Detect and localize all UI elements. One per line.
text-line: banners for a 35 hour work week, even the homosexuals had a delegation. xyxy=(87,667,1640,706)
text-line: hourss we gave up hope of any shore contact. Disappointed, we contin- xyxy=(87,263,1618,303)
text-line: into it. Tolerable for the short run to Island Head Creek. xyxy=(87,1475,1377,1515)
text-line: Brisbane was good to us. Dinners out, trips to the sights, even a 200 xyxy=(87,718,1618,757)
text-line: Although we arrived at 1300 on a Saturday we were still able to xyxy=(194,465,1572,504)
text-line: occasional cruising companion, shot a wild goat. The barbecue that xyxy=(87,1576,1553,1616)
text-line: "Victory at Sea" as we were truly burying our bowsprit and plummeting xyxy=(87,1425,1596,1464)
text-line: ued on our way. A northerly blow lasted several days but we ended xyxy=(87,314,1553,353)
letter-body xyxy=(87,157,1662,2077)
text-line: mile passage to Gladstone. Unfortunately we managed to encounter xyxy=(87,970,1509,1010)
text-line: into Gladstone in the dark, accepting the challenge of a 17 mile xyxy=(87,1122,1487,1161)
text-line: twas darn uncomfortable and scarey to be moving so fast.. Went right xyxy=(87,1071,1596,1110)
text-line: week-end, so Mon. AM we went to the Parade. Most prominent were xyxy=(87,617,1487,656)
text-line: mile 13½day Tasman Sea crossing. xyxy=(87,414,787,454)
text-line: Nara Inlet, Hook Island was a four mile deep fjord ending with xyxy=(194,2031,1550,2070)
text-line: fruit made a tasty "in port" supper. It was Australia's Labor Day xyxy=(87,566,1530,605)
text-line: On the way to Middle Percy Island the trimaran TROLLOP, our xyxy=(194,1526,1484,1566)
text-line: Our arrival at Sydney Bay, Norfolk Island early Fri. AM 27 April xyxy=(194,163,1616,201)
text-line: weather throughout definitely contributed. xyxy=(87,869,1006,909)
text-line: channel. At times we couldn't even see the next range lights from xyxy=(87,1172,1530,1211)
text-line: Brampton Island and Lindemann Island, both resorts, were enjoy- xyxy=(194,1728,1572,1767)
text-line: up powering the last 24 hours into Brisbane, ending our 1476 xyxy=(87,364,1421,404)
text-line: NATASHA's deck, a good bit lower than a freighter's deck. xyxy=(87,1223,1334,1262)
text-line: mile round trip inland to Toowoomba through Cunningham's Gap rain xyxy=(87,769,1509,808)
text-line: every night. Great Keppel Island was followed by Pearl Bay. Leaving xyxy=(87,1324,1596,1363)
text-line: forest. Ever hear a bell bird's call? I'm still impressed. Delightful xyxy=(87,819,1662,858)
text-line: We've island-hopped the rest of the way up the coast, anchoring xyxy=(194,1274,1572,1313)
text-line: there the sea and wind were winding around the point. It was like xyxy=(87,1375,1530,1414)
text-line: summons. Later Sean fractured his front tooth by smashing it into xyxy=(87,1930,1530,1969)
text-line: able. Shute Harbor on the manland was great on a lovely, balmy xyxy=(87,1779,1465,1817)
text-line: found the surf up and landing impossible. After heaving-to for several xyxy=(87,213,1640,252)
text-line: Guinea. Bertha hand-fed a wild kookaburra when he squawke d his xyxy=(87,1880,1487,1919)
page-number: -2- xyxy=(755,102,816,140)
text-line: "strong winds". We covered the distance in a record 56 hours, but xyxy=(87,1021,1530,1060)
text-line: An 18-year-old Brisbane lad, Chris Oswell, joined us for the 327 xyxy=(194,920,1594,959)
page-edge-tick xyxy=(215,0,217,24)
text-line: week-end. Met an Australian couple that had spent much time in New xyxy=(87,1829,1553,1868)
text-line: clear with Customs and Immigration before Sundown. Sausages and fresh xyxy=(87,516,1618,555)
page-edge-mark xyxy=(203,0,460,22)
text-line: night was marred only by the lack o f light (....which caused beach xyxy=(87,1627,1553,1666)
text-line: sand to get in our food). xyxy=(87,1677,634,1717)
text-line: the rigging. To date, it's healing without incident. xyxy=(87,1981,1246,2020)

^^^^^^^^^^^^^^^^

WHAT TO PRODUCE: Print every line of the entries above again, word for word and unchanged.

REPLY TO THE EXERCISE:
Detect and localize all UI elements. One per line.
text-line: banners for a 35 hour work week, even the homosexuals had a delegation. xyxy=(87,667,1640,706)
text-line: hourss we gave up hope of any shore contact. Disappointed, we contin- xyxy=(87,263,1618,303)
text-line: into it. Tolerable for the short run to Island Head Creek. xyxy=(87,1475,1377,1515)
text-line: Brisbane was good to us. Dinners out, trips to the sights, even a 200 xyxy=(87,718,1618,757)
text-line: Although we arrived at 1300 on a Saturday we were still able to xyxy=(194,465,1572,504)
text-line: occasional cruising companion, shot a wild goat. The barbecue that xyxy=(87,1576,1553,1616)
text-line: "Victory at Sea" as we were truly burying our bowsprit and plummeting xyxy=(87,1425,1596,1464)
text-line: ued on our way. A northerly blow lasted several days but we ended xyxy=(87,314,1553,353)
letter-body xyxy=(87,157,1662,2077)
text-line: mile passage to Gladstone. Unfortunately we managed to encounter xyxy=(87,970,1509,1010)
text-line: into Gladstone in the dark, accepting the challenge of a 17 mile xyxy=(87,1122,1487,1161)
text-line: twas darn uncomfortable and scarey to be moving so fast.. Went right xyxy=(87,1071,1596,1110)
text-line: week-end, so Mon. AM we went to the Parade. Most prominent were xyxy=(87,617,1487,656)
text-line: mile 13½day Tasman Sea crossing. xyxy=(87,414,787,454)
text-line: Nara Inlet, Hook Island was a four mile deep fjord ending with xyxy=(194,2031,1550,2070)
text-line: fruit made a tasty "in port" supper. It was Australia's Labor Day xyxy=(87,566,1530,605)
text-line: On the way to Middle Percy Island the trimaran TROLLOP, our xyxy=(194,1526,1484,1566)
text-line: Our arrival at Sydney Bay, Norfolk Island early Fri. AM 27 April xyxy=(194,163,1616,201)
text-line: weather throughout definitely contributed. xyxy=(87,869,1006,909)
text-line: channel. At times we couldn't even see the next range lights from xyxy=(87,1172,1530,1211)
text-line: Brampton Island and Lindemann Island, both resorts, were enjoy- xyxy=(194,1728,1572,1767)
text-line: up powering the last 24 hours into Brisbane, ending our 1476 xyxy=(87,364,1421,404)
text-line: NATASHA's deck, a good bit lower than a freighter's deck. xyxy=(87,1223,1334,1262)
text-line: mile round trip inland to Toowoomba through Cunningham's Gap rain xyxy=(87,769,1509,808)
text-line: every night. Great Keppel Island was followed by Pearl Bay. Leaving xyxy=(87,1324,1596,1363)
text-line: forest. Ever hear a bell bird's call? I'm still impressed. Delightful xyxy=(87,819,1662,858)
text-line: We've island-hopped the rest of the way up the coast, anchoring xyxy=(194,1274,1572,1313)
text-line: there the sea and wind were winding around the point. It was like xyxy=(87,1375,1530,1414)
text-line: summons. Later Sean fractured his front tooth by smashing it into xyxy=(87,1930,1530,1969)
text-line: able. Shute Harbor on the manland was great on a lovely, balmy xyxy=(87,1779,1465,1817)
text-line: found the surf up and landing impossible. After heaving-to for several xyxy=(87,213,1640,252)
text-line: Guinea. Bertha hand-fed a wild kookaburra when he squawke d his xyxy=(87,1880,1487,1919)
page-number: -2- xyxy=(755,102,816,140)
text-line: "strong winds". We covered the distance in a record 56 hours, but xyxy=(87,1021,1530,1060)
text-line: An 18-year-old Brisbane lad, Chris Oswell, joined us for the 327 xyxy=(194,920,1594,959)
page-edge-tick xyxy=(215,0,217,24)
text-line: week-end. Met an Australian couple that had spent much time in New xyxy=(87,1829,1553,1868)
text-line: clear with Customs and Immigration before Sundown. Sausages and fresh xyxy=(87,516,1618,555)
page-edge-mark xyxy=(203,0,460,22)
text-line: night was marred only by the lack o f light (....which caused beach xyxy=(87,1627,1553,1666)
text-line: sand to get in our food). xyxy=(87,1677,634,1717)
text-line: the rigging. To date, it's healing without incident. xyxy=(87,1981,1246,2020)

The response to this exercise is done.